START

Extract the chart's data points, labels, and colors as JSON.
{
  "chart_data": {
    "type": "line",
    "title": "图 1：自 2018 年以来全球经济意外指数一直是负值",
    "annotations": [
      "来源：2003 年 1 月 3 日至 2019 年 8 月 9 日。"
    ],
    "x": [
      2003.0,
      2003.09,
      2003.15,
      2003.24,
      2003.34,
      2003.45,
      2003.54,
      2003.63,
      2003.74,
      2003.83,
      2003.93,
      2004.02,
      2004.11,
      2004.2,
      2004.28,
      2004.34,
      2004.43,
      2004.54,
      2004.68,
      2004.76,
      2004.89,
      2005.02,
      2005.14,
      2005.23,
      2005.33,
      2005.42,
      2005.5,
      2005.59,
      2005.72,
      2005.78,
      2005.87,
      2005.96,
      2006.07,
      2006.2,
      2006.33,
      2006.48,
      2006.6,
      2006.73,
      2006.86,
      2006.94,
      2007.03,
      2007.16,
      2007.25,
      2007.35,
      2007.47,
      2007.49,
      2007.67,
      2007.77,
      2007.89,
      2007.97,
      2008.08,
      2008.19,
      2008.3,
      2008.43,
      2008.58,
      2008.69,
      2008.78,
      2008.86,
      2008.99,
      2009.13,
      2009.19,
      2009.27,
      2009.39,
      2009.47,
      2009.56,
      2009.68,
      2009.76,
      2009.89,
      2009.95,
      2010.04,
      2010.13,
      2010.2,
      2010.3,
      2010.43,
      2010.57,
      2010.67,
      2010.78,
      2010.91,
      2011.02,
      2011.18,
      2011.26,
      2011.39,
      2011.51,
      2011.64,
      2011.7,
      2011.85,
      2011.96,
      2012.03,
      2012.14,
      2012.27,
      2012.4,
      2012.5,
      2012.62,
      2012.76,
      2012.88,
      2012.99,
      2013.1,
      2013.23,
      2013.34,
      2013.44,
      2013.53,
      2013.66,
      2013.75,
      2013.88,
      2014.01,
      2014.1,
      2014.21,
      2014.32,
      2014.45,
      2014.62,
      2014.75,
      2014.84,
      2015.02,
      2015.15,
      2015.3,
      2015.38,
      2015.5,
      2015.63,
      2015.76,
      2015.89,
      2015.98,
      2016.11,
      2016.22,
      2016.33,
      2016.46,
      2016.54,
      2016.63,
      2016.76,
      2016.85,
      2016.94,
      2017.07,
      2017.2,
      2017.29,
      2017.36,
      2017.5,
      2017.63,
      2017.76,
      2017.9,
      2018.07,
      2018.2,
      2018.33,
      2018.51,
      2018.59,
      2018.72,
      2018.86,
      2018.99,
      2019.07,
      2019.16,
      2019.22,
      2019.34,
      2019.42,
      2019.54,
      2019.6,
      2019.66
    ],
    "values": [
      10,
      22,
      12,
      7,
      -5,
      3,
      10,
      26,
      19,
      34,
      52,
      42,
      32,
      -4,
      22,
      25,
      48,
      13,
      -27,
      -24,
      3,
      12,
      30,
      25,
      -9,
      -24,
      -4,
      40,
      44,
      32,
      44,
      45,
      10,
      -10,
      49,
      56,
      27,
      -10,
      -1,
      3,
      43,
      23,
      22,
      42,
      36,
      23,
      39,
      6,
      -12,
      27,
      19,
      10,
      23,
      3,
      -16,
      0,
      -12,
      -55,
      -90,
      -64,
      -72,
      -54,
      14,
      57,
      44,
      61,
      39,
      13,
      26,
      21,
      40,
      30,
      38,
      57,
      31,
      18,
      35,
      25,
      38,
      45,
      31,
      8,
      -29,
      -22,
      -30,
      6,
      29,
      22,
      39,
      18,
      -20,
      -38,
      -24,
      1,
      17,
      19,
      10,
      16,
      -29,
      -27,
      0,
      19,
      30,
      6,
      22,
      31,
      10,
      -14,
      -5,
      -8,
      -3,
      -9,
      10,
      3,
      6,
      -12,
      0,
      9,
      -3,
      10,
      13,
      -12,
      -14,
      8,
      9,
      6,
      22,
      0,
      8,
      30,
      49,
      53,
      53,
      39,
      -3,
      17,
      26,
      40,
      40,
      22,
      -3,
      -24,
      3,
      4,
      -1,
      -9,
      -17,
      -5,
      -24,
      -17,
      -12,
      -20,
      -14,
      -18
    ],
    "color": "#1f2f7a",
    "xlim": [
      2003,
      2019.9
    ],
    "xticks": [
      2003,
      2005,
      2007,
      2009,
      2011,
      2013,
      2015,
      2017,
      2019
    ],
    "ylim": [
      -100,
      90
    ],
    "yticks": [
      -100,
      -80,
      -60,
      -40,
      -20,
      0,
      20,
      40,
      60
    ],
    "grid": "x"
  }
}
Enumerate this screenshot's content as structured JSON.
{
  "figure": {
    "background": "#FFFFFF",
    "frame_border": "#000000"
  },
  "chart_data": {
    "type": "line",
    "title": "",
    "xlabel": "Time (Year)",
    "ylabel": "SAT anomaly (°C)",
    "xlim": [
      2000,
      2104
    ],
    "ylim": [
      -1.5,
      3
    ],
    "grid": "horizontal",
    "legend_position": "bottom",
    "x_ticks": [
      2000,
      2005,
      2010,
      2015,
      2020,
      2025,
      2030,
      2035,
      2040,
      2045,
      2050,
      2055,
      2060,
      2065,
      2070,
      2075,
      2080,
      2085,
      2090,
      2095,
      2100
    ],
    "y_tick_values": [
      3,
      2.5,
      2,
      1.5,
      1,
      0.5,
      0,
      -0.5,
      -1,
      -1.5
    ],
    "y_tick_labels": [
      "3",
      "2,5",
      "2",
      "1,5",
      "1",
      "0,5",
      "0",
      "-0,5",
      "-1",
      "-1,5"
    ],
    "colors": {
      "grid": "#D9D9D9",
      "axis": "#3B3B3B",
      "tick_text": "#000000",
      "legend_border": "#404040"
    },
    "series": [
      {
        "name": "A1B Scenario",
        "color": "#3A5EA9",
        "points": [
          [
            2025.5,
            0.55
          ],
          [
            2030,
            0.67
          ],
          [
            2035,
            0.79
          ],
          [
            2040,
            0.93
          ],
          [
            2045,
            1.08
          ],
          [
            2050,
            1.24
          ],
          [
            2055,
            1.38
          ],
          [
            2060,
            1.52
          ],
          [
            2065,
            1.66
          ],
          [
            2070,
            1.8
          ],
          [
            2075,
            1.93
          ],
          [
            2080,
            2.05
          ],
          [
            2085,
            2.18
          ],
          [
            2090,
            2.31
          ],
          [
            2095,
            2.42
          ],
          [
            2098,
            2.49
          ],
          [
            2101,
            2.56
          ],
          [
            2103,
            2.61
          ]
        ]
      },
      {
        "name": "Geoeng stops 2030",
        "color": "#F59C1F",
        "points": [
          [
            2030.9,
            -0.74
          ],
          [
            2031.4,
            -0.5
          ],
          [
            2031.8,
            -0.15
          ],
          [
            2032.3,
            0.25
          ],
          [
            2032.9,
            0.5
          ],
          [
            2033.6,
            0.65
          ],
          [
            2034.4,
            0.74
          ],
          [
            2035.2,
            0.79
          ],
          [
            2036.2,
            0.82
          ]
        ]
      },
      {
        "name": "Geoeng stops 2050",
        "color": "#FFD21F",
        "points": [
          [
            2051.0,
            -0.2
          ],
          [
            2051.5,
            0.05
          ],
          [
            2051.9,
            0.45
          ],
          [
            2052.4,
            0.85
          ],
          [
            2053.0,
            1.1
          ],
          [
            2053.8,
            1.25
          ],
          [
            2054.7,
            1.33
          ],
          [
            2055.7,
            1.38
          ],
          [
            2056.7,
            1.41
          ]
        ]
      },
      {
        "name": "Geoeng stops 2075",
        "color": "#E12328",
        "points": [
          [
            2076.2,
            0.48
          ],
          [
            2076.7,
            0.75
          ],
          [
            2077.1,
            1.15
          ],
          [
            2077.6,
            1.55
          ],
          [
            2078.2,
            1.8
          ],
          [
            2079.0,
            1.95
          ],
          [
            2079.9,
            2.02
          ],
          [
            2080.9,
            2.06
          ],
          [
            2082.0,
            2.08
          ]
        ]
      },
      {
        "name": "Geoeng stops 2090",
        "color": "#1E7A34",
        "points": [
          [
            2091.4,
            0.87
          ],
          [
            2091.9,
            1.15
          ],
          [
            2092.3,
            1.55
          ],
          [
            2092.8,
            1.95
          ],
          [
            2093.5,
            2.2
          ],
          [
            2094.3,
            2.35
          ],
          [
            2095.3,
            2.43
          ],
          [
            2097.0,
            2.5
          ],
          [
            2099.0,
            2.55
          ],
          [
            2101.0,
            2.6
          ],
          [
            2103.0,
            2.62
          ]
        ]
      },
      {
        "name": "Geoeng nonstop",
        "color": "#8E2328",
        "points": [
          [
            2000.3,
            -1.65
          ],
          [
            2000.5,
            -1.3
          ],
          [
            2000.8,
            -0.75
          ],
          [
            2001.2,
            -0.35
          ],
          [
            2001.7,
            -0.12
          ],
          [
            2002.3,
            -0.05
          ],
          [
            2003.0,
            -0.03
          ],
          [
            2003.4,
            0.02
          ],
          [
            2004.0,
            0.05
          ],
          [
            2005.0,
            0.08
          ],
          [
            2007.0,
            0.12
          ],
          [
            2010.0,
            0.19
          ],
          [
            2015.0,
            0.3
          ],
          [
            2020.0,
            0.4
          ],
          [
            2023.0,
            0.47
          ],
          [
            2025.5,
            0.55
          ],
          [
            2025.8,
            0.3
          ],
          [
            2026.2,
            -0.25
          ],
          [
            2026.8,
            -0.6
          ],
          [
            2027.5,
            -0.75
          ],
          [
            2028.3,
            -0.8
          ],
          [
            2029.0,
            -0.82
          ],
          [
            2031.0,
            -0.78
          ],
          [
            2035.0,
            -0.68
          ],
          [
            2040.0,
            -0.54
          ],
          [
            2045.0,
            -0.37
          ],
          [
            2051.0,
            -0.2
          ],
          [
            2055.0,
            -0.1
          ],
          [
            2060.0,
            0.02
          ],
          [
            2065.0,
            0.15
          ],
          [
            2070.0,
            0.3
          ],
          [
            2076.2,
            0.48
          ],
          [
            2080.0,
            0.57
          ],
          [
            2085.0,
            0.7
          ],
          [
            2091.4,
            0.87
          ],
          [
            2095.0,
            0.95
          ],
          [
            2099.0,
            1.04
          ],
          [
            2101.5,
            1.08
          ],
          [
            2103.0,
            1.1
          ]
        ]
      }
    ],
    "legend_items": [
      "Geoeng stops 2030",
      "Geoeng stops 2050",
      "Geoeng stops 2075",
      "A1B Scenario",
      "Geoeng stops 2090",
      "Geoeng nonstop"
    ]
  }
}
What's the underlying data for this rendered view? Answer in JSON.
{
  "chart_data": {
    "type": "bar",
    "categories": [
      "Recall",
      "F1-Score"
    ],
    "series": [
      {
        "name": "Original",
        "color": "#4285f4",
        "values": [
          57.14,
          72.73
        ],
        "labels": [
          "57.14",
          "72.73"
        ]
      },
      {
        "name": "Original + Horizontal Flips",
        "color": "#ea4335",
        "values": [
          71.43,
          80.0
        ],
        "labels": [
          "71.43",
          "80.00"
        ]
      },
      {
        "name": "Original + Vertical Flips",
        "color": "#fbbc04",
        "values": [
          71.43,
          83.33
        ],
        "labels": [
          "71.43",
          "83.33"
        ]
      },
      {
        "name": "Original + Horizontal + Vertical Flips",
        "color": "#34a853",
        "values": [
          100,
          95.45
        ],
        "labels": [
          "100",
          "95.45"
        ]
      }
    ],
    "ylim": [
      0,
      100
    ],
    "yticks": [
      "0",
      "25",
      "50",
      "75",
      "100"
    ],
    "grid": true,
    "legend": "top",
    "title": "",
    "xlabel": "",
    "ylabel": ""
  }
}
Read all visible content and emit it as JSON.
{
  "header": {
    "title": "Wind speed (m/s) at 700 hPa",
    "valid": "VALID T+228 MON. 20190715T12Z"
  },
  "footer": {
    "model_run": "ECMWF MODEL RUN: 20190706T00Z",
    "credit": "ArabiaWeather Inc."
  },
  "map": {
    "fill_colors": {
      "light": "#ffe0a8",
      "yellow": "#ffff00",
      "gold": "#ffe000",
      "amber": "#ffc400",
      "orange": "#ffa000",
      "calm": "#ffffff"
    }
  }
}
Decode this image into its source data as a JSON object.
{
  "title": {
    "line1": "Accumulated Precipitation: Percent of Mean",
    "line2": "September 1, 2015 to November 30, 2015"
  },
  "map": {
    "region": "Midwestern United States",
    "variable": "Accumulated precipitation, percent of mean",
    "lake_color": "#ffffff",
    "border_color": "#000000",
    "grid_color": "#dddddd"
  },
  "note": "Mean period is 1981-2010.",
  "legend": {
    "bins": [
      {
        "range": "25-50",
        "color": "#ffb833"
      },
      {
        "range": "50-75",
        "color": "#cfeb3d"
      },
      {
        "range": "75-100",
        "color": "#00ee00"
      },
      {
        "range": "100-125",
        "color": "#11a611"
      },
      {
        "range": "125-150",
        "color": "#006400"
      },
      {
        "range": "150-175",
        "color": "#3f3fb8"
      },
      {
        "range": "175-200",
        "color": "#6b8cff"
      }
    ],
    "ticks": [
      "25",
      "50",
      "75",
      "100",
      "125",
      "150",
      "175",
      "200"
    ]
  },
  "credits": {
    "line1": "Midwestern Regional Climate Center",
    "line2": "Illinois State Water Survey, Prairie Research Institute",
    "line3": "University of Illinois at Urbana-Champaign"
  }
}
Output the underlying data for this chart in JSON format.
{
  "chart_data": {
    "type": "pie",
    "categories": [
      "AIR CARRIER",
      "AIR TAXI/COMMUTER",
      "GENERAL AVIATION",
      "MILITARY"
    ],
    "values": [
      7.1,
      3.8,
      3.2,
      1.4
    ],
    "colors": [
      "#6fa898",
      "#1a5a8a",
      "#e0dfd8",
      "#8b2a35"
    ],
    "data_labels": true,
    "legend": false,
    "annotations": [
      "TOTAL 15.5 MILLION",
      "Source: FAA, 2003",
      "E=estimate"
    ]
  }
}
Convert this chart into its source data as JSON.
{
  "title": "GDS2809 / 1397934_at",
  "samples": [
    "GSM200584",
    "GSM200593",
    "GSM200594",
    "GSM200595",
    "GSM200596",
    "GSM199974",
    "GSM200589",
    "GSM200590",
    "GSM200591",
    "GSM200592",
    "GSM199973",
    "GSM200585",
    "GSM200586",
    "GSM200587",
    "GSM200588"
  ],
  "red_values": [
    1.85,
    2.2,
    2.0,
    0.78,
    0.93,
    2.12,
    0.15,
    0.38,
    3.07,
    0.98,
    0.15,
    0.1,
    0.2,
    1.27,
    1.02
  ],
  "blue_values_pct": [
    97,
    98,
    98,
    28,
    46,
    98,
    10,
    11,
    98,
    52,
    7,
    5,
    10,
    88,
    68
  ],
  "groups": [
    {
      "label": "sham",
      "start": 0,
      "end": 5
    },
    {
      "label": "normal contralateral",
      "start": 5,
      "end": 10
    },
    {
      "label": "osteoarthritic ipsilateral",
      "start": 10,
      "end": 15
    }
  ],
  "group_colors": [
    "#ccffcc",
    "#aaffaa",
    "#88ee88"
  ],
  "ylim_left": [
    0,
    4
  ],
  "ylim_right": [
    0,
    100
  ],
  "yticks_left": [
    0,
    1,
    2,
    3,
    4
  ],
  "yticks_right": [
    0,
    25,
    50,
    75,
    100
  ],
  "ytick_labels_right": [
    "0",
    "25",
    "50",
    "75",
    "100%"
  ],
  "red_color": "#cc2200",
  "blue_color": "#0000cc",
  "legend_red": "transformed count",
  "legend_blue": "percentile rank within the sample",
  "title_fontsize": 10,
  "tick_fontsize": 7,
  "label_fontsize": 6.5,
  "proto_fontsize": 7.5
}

END

### Task directions
Lines that hold "Illinois" are the ones to copy; find all of them.

### Answer for this exercise
    "line2": "Illinois State Water Survey, Prairie Research Institute",
    "line3": "University of Illinois at Urbana-Champaign"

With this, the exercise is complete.